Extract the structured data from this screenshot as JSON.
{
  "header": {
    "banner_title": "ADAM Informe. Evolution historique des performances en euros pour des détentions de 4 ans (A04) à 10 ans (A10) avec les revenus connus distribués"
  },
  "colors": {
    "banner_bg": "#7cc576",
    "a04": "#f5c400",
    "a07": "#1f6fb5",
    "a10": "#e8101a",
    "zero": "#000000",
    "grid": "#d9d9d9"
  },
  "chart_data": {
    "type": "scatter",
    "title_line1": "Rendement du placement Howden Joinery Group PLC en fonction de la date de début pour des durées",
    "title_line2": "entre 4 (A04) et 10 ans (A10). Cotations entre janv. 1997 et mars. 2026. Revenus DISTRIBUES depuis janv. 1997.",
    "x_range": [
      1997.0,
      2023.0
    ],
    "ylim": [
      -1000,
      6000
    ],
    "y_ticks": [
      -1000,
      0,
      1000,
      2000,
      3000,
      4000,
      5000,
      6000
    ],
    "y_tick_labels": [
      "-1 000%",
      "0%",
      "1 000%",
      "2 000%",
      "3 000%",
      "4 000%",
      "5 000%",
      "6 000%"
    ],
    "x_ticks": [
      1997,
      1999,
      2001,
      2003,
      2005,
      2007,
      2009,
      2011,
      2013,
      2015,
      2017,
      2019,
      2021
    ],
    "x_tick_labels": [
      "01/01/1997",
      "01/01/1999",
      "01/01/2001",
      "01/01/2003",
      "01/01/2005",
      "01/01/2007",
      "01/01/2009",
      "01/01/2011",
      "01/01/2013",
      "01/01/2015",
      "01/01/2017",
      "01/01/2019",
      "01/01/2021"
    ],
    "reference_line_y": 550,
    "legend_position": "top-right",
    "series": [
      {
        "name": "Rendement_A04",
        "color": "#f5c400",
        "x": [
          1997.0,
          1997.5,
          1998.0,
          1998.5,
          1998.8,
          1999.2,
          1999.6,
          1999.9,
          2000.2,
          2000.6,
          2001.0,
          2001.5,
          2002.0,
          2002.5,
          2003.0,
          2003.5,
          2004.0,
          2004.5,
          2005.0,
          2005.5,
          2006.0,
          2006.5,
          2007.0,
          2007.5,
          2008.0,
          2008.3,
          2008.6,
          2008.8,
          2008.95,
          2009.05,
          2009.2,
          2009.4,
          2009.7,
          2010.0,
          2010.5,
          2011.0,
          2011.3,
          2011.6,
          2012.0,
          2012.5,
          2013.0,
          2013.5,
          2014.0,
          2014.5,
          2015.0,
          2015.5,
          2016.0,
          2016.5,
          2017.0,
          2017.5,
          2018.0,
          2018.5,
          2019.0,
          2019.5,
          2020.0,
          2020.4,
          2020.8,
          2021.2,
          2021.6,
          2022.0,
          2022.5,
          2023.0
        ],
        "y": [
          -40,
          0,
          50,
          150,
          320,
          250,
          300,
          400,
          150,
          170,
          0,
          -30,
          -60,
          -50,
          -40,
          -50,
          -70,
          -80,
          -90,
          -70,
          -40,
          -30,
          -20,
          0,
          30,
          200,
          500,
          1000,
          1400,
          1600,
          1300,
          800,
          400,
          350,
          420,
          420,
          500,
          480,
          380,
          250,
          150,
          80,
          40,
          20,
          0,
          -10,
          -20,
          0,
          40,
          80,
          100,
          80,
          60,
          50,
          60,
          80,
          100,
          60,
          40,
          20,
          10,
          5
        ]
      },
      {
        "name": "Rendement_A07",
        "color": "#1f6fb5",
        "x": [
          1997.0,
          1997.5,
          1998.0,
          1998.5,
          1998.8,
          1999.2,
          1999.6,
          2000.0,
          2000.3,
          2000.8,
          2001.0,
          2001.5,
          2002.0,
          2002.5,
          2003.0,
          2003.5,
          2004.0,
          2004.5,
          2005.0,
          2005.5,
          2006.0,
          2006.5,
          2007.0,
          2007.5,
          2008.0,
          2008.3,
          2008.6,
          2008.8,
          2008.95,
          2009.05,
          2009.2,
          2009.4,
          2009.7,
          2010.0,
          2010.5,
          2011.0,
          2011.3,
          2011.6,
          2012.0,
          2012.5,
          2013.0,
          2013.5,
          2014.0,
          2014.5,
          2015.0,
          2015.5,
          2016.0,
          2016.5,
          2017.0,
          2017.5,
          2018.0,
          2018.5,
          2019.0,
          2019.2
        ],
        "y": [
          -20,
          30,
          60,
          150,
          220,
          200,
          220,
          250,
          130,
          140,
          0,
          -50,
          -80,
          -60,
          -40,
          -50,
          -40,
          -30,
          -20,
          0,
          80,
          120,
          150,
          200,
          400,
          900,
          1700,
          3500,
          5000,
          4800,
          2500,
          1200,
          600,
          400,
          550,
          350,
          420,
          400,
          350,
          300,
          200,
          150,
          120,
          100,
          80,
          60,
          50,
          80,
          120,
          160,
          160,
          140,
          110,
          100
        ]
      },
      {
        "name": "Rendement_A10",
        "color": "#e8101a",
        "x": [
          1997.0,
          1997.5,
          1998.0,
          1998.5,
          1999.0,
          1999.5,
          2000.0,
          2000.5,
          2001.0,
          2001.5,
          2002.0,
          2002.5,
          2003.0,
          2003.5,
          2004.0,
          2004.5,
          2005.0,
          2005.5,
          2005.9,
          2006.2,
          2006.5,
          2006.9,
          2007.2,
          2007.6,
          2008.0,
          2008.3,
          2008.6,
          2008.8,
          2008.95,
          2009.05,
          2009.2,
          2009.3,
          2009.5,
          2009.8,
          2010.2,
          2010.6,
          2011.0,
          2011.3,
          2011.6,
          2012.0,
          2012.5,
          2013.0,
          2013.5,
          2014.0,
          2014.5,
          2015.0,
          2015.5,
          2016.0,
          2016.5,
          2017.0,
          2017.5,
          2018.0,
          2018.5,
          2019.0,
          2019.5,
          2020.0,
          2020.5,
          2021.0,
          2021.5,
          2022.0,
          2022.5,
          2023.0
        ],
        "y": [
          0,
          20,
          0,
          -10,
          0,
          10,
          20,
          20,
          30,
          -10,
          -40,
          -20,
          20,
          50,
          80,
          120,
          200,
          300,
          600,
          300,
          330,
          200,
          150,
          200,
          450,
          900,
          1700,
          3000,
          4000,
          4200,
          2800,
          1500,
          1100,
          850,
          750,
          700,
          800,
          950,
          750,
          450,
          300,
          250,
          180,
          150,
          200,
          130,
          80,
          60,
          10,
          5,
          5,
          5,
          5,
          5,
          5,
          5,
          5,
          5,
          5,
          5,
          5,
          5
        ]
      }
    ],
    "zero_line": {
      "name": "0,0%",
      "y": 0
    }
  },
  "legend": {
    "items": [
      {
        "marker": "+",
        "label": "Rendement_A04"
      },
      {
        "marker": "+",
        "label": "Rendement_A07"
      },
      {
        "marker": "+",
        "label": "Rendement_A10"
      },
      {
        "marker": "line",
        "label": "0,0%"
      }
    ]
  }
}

■ ■ ■

• [Work required]
Identify every line above that includes the word "pour", and show those lines.

• [Correct answer]
    "banner_title": "ADAM Informe. Evolution historique des performances en euros pour des détentions de 4 ans (A04) à 10 ans (A10) avec les revenus connus distribués"
    "title_line1": "Rendement du placement Howden Joinery Group PLC en fonction de la date de début pour des durées",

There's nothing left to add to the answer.